**Work to do**.
Which lines below hold the word "realizacji"? Copy all of them.

(Dataset items)
::::

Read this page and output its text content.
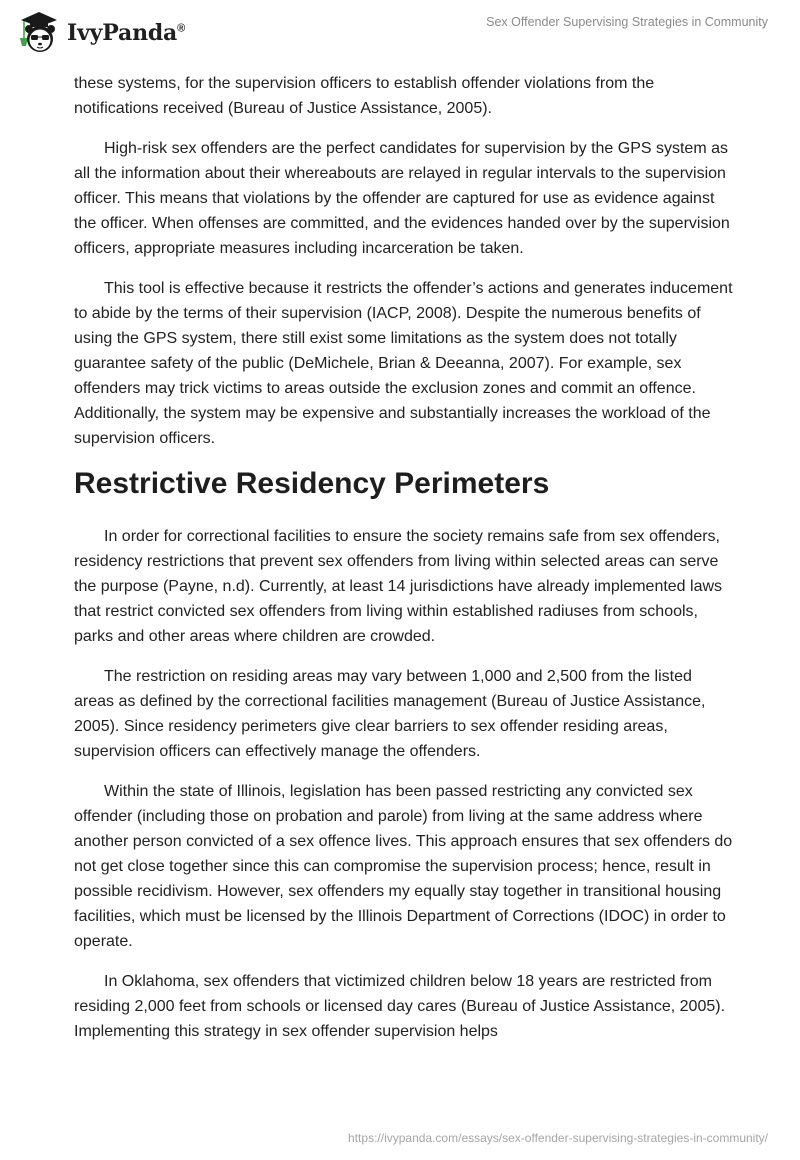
IvyPanda®	Sex Offender Supervising Strategies in Community

these systems, for the supervision officers to establish offender violations from the notifications received (Bureau of Justice Assistance, 2005).

High-risk sex offenders are the perfect candidates for supervision by the GPS system as all the information about their whereabouts are relayed in regular intervals to the supervision officer. This means that violations by the offender are captured for use as evidence against the officer. When offenses are committed, and the evidences handed over by the supervision officers, appropriate measures including incarceration be taken.

This tool is effective because it restricts the offender’s actions and generates inducement to abide by the terms of their supervision (IACP, 2008). Despite the numerous benefits of using the GPS system, there still exist some limitations as the system does not totally guarantee safety of the public (DeMichele, Brian & Deeanna, 2007). For example, sex offenders may trick victims to areas outside the exclusion zones and commit an offence. Additionally, the system may be expensive and substantially increases the workload of the supervision officers.

Restrictive Residency Perimeters

In order for correctional facilities to ensure the society remains safe from sex offenders, residency restrictions that prevent sex offenders from living within selected areas can serve the purpose (Payne, n.d). Currently, at least 14 jurisdictions have already implemented laws that restrict convicted sex offenders from living within established radiuses from schools, parks and other areas where children are crowded.

The restriction on residing areas may vary between 1,000 and 2,500 from the listed areas as defined by the correctional facilities management (Bureau of Justice Assistance, 2005). Since residency perimeters give clear barriers to sex offender residing areas, supervision officers can effectively manage the offenders.

Within the state of Illinois, legislation has been passed restricting any convicted sex offender (including those on probation and parole) from living at the same address where another person convicted of a sex offence lives. This approach ensures that sex offenders do not get close together since this can compromise the supervision process; hence, result in possible recidivism. However, sex offenders my equally stay together in transitional housing facilities, which must be licensed by the Illinois Department of Corrections (IDOC) in order to operate.

In Oklahoma, sex offenders that victimized children below 18 years are restricted from residing 2,000 feet from schools or licensed day cares (Bureau of Justice Assistance, 2005). Implementing this strategy in sex offender supervision helps

https://ivypanda.com/essays/sex-offender-supervising-strategies-in-community/
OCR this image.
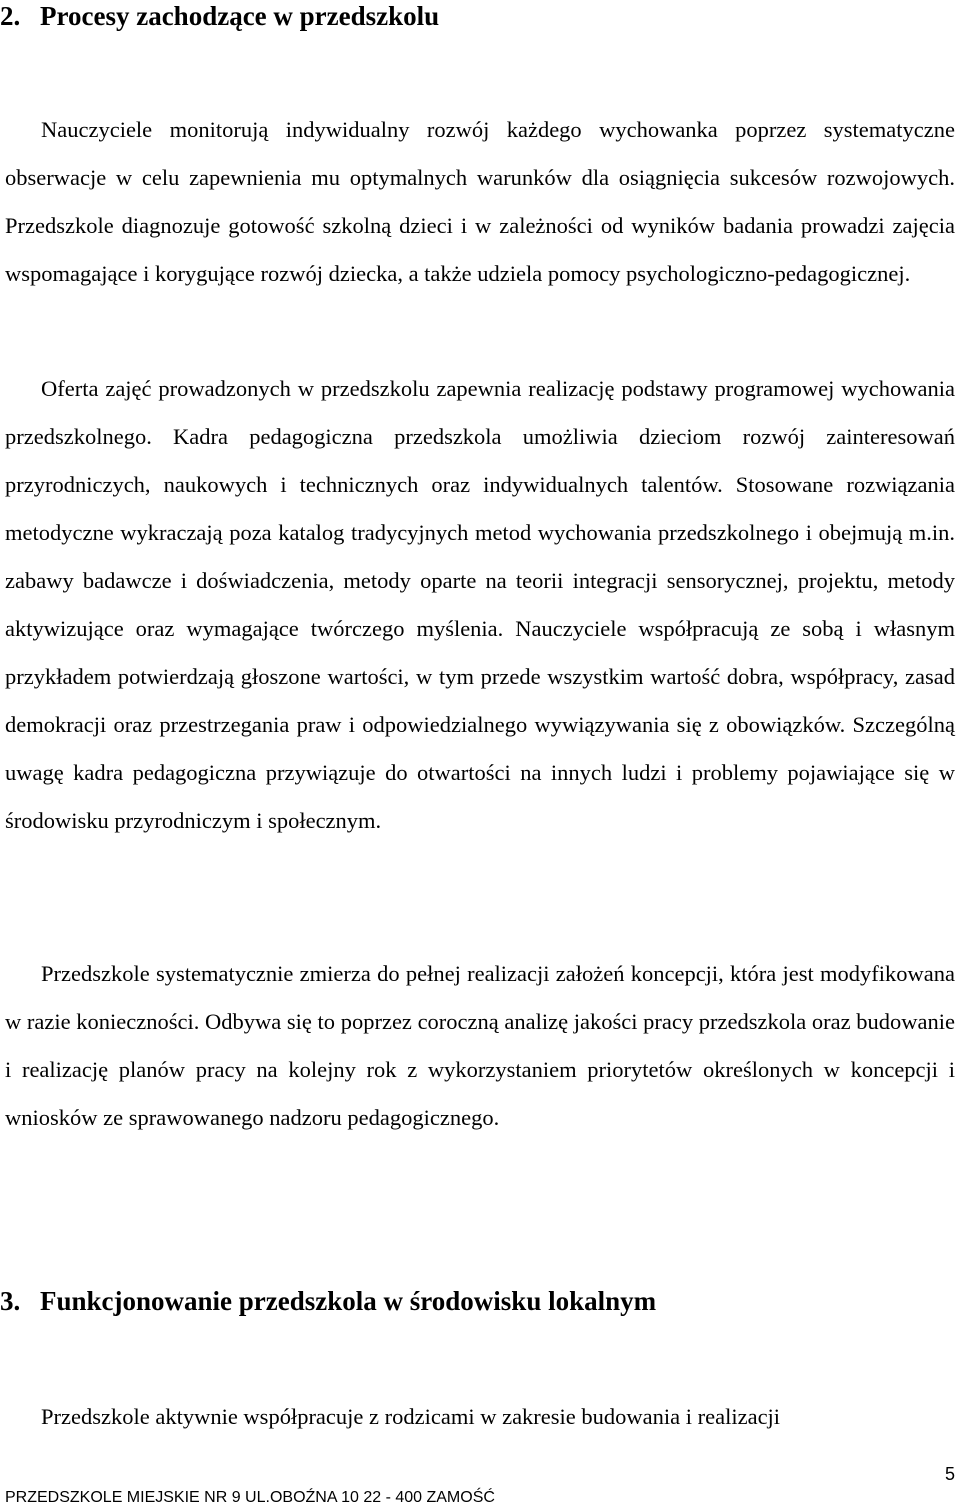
2. Procesy zachodzące w przedszkolu

Nauczyciele monitorują indywidualny rozwój każdego wychowanka poprzez systematyczne obserwacje w celu zapewnienia mu optymalnych warunków dla osiągnięcia sukcesów rozwojowych. Przedszkole diagnozuje gotowość szkolną dzieci i w zależności od wyników badania prowadzi zajęcia wspomagające i korygujące rozwój dziecka, a także udziela pomocy psychologiczno-pedagogicznej.

Oferta zajęć prowadzonych w przedszkolu zapewnia realizację podstawy programowej wychowania przedszkolnego. Kadra pedagogiczna przedszkola umożliwia dzieciom rozwój zainteresowań przyrodniczych, naukowych i technicznych oraz indywidualnych talentów. Stosowane rozwiązania metodyczne wykraczają poza katalog tradycyjnych metod wychowania przedszkolnego i obejmują m.in. zabawy badawcze i doświadczenia, metody oparte na teorii integracji sensorycznej, projektu, metody aktywizujące oraz wymagające twórczego myślenia. Nauczyciele współpracują ze sobą i własnym przykładem potwierdzają głoszone wartości, w tym przede wszystkim wartość dobra, współpracy, zasad demokracji oraz przestrzegania praw i odpowiedzialnego wywiązywania się z obowiązków. Szczególną uwagę kadra pedagogiczna przywiązuje do otwartości na innych ludzi i problemy pojawiające się w środowisku przyrodniczym i społecznym.

Przedszkole systematycznie zmierza do pełnej realizacji założeń koncepcji, która jest modyfikowana w razie konieczności. Odbywa się to poprzez coroczną analizę jakości pracy przedszkola oraz budowanie i realizację planów pracy na kolejny rok z wykorzystaniem priorytetów określonych w koncepcji i wniosków ze sprawowanego nadzoru pedagogicznego.

3. Funkcjonowanie przedszkola w środowisku lokalnym

Przedszkole aktywnie współpracuje z rodzicami w zakresie budowania i realizacji

5
PRZEDSZKOLE MIEJSKIE NR 9 UL.OBOŹNA 10 22 - 400 ZAMOŚĆ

::::

**Exercise response**.
Przedszkole systematycznie zmierza do pełnej realizacji założeń koncepcji, która jest modyfikowana w razie konieczności. Odbywa się to poprzez coroczną analizę jakości pracy przedszkola oraz budowanie i realizację planów pracy na kolejny rok z wykorzystaniem priorytetów określonych w koncepcji i wniosków ze sprawowanego nadzoru pedagogicznego.
Przedszkole aktywnie współpracuje z rodzicami w zakresie budowania i realizacji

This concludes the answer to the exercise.